== Problem statement ==
Select the lines below containing the word "right".

-=-=-

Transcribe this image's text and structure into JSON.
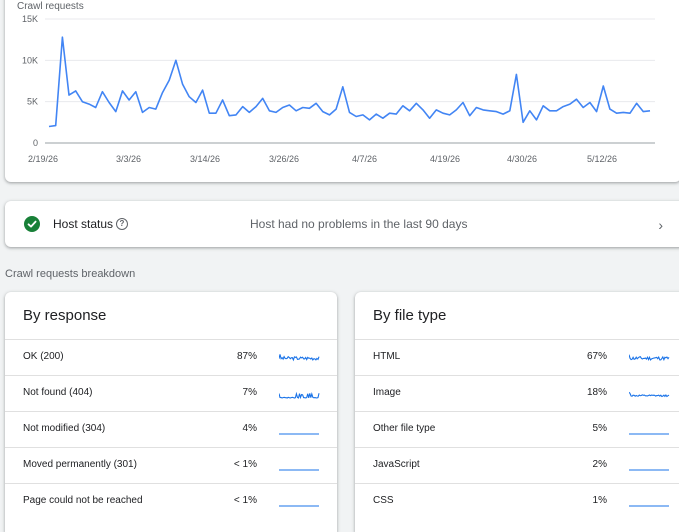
{
  "chart": {
    "title": "Crawl requests",
    "y_ticks": [
      "15K",
      "10K",
      "5K",
      "0"
    ],
    "x_ticks": [
      "2/19/26",
      "3/3/26",
      "3/14/26",
      "3/26/26",
      "4/7/26",
      "4/19/26",
      "4/30/26",
      "5/12/26"
    ],
    "line_color": "#4285f4"
  },
  "chart_data": {
    "type": "line",
    "title": "Crawl requests",
    "ylim": [
      0,
      15000
    ],
    "y_ticks": [
      0,
      5000,
      10000,
      15000
    ],
    "x_start": "2/19/26",
    "x_end": "5/19/26",
    "values": [
      2000,
      2100,
      12800,
      5800,
      6300,
      5000,
      4700,
      4300,
      6200,
      4900,
      3800,
      6300,
      5200,
      6200,
      3700,
      4300,
      4100,
      6100,
      7600,
      10000,
      7100,
      5600,
      4900,
      6400,
      3600,
      3600,
      5200,
      3300,
      3400,
      4400,
      3700,
      4400,
      5400,
      3900,
      3700,
      4300,
      4600,
      3900,
      4300,
      4200,
      4800,
      3800,
      3400,
      4100,
      6800,
      3700,
      3200,
      3400,
      2800,
      3500,
      3000,
      3600,
      3500,
      4500,
      3900,
      4800,
      4000,
      3000,
      4000,
      3600,
      3400,
      4000,
      4900,
      3300,
      4300,
      4000,
      3900,
      3800,
      3500,
      3900,
      8300,
      2500,
      3900,
      2800,
      4500,
      3900,
      3900,
      4400,
      4700,
      5300,
      4300,
      4900,
      3800,
      6900,
      4100,
      3600,
      3700,
      3600,
      4800,
      3800,
      3900
    ]
  },
  "host": {
    "label": "Host status",
    "message": "Host had no problems in the last 90 days",
    "status_color": "#188038"
  },
  "breakdown_title": "Crawl requests breakdown",
  "by_response": {
    "title": "By response",
    "rows": [
      {
        "label": "OK (200)",
        "pct": "87%"
      },
      {
        "label": "Not found (404)",
        "pct": "7%"
      },
      {
        "label": "Not modified (304)",
        "pct": "4%"
      },
      {
        "label": "Moved permanently (301)",
        "pct": "< 1%"
      },
      {
        "label": "Page could not be reached",
        "pct": "< 1%"
      }
    ]
  },
  "by_file_type": {
    "title": "By file type",
    "rows": [
      {
        "label": "HTML",
        "pct": "67%"
      },
      {
        "label": "Image",
        "pct": "18%"
      },
      {
        "label": "Other file type",
        "pct": "5%"
      },
      {
        "label": "JavaScript",
        "pct": "2%"
      },
      {
        "label": "CSS",
        "pct": "1%"
      }
    ]
  },
  "sparkline_styles": {
    "by_response": [
      "busy",
      "spiky",
      "flat",
      "flat",
      "flat"
    ],
    "by_file_type": [
      "busy",
      "wavy",
      "flat",
      "flat",
      "flat"
    ]
  }
}
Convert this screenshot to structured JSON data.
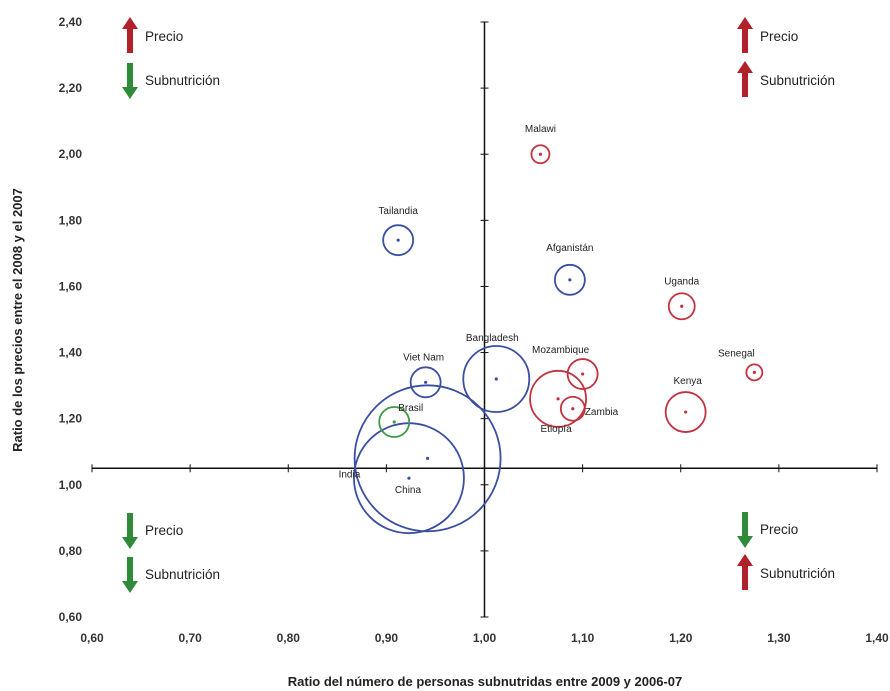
{
  "chart_data": {
    "type": "scatter",
    "xlabel": "Ratio del número de personas subnutridas entre 2009 y 2006-07",
    "ylabel": "Ratio de los precios entre el 2008 y el 2007",
    "xlim": [
      0.6,
      1.4
    ],
    "ylim": [
      0.6,
      2.4
    ],
    "x_ticks": [
      "0,60",
      "0,70",
      "0,80",
      "0,90",
      "1,00",
      "1,10",
      "1,20",
      "1,30",
      "1,40"
    ],
    "y_ticks": [
      "0,60",
      "0,80",
      "1,00",
      "1,20",
      "1,40",
      "1,60",
      "1,80",
      "2,00",
      "2,20",
      "2,40"
    ],
    "crossing": {
      "x": 1.0,
      "y": 1.05
    },
    "colors": {
      "blue": "#3a4fa0",
      "red": "#c0333f",
      "green": "#3f9a45",
      "arrow_up": "#b2202a",
      "arrow_down": "#2f8a3a"
    },
    "points": [
      {
        "label": "Malawi",
        "x": 1.057,
        "y": 2.0,
        "size": 9,
        "color": "red"
      },
      {
        "label": "Tailandia",
        "x": 0.912,
        "y": 1.74,
        "size": 15,
        "color": "blue"
      },
      {
        "label": "Afganistán",
        "x": 1.087,
        "y": 1.62,
        "size": 15,
        "color": "blue"
      },
      {
        "label": "Uganda",
        "x": 1.201,
        "y": 1.54,
        "size": 13,
        "color": "red"
      },
      {
        "label": "Bangladesh",
        "x": 1.012,
        "y": 1.32,
        "size": 33,
        "color": "blue"
      },
      {
        "label": "Viet Nam",
        "x": 0.94,
        "y": 1.31,
        "size": 15,
        "color": "blue"
      },
      {
        "label": "Mozambique",
        "x": 1.1,
        "y": 1.335,
        "size": 15,
        "color": "red"
      },
      {
        "label": "Senegal",
        "x": 1.275,
        "y": 1.34,
        "size": 8,
        "color": "red"
      },
      {
        "label": "Etiopía",
        "x": 1.075,
        "y": 1.26,
        "size": 28,
        "color": "red"
      },
      {
        "label": "Zambia",
        "x": 1.09,
        "y": 1.23,
        "size": 12,
        "color": "red"
      },
      {
        "label": "Kenya",
        "x": 1.205,
        "y": 1.22,
        "size": 20,
        "color": "red"
      },
      {
        "label": "Brasil",
        "x": 0.908,
        "y": 1.19,
        "size": 15,
        "color": "green"
      },
      {
        "label": "India",
        "x": 0.942,
        "y": 1.08,
        "size": 73,
        "color": "blue"
      },
      {
        "label": "China",
        "x": 0.923,
        "y": 1.02,
        "size": 55,
        "color": "blue"
      }
    ],
    "quadrants": [
      {
        "position": "top-left",
        "items": [
          {
            "dir": "up",
            "text": "Precio"
          },
          {
            "dir": "down",
            "text": "Subnutrición"
          }
        ]
      },
      {
        "position": "top-right",
        "items": [
          {
            "dir": "up",
            "text": "Precio"
          },
          {
            "dir": "up",
            "text": "Subnutrición"
          }
        ]
      },
      {
        "position": "bottom-left",
        "items": [
          {
            "dir": "down",
            "text": "Precio"
          },
          {
            "dir": "down",
            "text": "Subnutrición"
          }
        ]
      },
      {
        "position": "bottom-right",
        "items": [
          {
            "dir": "down",
            "text": "Precio"
          },
          {
            "dir": "up",
            "text": "Subnutrición"
          }
        ]
      }
    ]
  }
}
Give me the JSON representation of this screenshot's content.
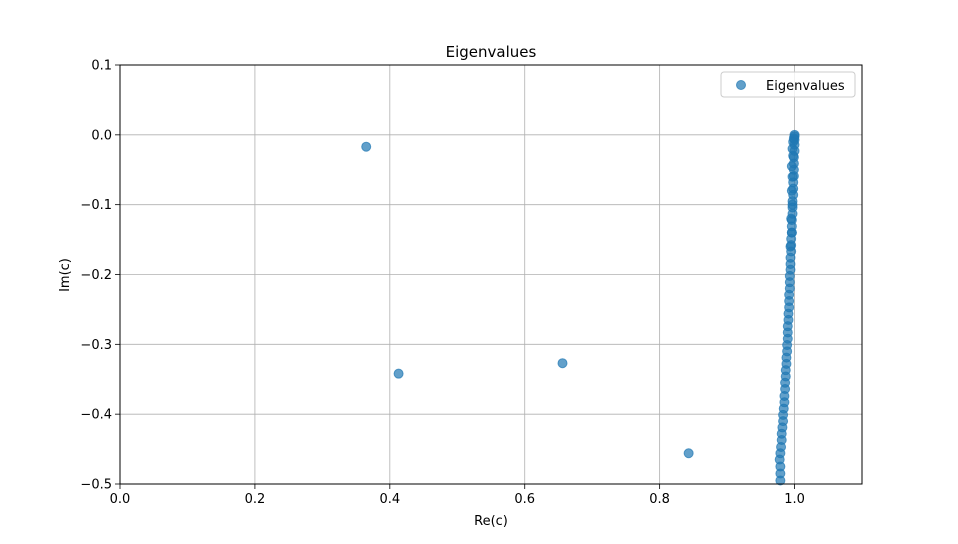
{
  "chart_data": {
    "type": "scatter",
    "title": "Eigenvalues",
    "xlabel": "Re(c)",
    "ylabel": "Im(c)",
    "xlim": [
      0.0,
      1.1
    ],
    "ylim": [
      -0.5,
      0.1
    ],
    "xticks": [
      "0.0",
      "0.2",
      "0.4",
      "0.6",
      "0.8",
      "1.0"
    ],
    "xtick_values": [
      0.0,
      0.2,
      0.4,
      0.6,
      0.8,
      1.0
    ],
    "yticks": [
      "0.1",
      "0.0",
      "−0.1",
      "−0.2",
      "−0.3",
      "−0.4",
      "−0.5"
    ],
    "ytick_values": [
      0.1,
      0.0,
      -0.1,
      -0.2,
      -0.3,
      -0.4,
      -0.5
    ],
    "grid": true,
    "legend_position": "top-right",
    "colors": {
      "marker": "#1f77b4"
    },
    "series": [
      {
        "name": "Eigenvalues",
        "points": [
          [
            0.365,
            -0.017
          ],
          [
            0.413,
            -0.342
          ],
          [
            0.656,
            -0.327
          ],
          [
            0.843,
            -0.456
          ],
          [
            0.979,
            -0.495
          ],
          [
            0.979,
            -0.485
          ],
          [
            0.979,
            -0.475
          ],
          [
            0.978,
            -0.465
          ],
          [
            0.979,
            -0.456
          ],
          [
            0.98,
            -0.447
          ],
          [
            0.981,
            -0.437
          ],
          [
            0.981,
            -0.428
          ],
          [
            0.982,
            -0.419
          ],
          [
            0.983,
            -0.41
          ],
          [
            0.983,
            -0.401
          ],
          [
            0.984,
            -0.392
          ],
          [
            0.985,
            -0.383
          ],
          [
            0.985,
            -0.374
          ],
          [
            0.986,
            -0.364
          ],
          [
            0.986,
            -0.355
          ],
          [
            0.987,
            -0.346
          ],
          [
            0.987,
            -0.337
          ],
          [
            0.988,
            -0.328
          ],
          [
            0.988,
            -0.319
          ],
          [
            0.989,
            -0.31
          ],
          [
            0.989,
            -0.301
          ],
          [
            0.99,
            -0.292
          ],
          [
            0.99,
            -0.283
          ],
          [
            0.99,
            -0.274
          ],
          [
            0.991,
            -0.265
          ],
          [
            0.991,
            -0.256
          ],
          [
            0.992,
            -0.247
          ],
          [
            0.992,
            -0.238
          ],
          [
            0.992,
            -0.229
          ],
          [
            0.993,
            -0.22
          ],
          [
            0.993,
            -0.211
          ],
          [
            0.993,
            -0.202
          ],
          [
            0.994,
            -0.193
          ],
          [
            0.994,
            -0.185
          ],
          [
            0.994,
            -0.176
          ],
          [
            0.995,
            -0.167
          ],
          [
            0.995,
            -0.158
          ],
          [
            0.995,
            -0.149
          ],
          [
            0.996,
            -0.14
          ],
          [
            0.996,
            -0.131
          ],
          [
            0.996,
            -0.122
          ],
          [
            0.997,
            -0.113
          ],
          [
            0.997,
            -0.104
          ],
          [
            0.997,
            -0.095
          ],
          [
            0.998,
            -0.086
          ],
          [
            0.998,
            -0.077
          ],
          [
            0.998,
            -0.068
          ],
          [
            0.999,
            -0.059
          ],
          [
            0.999,
            -0.05
          ],
          [
            0.999,
            -0.041
          ],
          [
            0.999,
            -0.032
          ],
          [
            1.0,
            -0.023
          ],
          [
            1.0,
            -0.014
          ],
          [
            1.0,
            -0.007
          ],
          [
            1.0,
            -0.002
          ],
          [
            1.0,
            0.0
          ],
          [
            0.999,
            -0.005
          ],
          [
            0.998,
            -0.01
          ],
          [
            0.997,
            -0.02
          ],
          [
            0.998,
            -0.03
          ],
          [
            0.996,
            -0.045
          ],
          [
            0.997,
            -0.06
          ],
          [
            0.996,
            -0.08
          ],
          [
            0.997,
            -0.1
          ],
          [
            0.995,
            -0.12
          ],
          [
            0.996,
            -0.14
          ],
          [
            0.994,
            -0.16
          ]
        ]
      }
    ]
  }
}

-=-=-

== The reply ==
        "position": "top-right",
        "position": "bottom-right",
    "legend_position": "top-right",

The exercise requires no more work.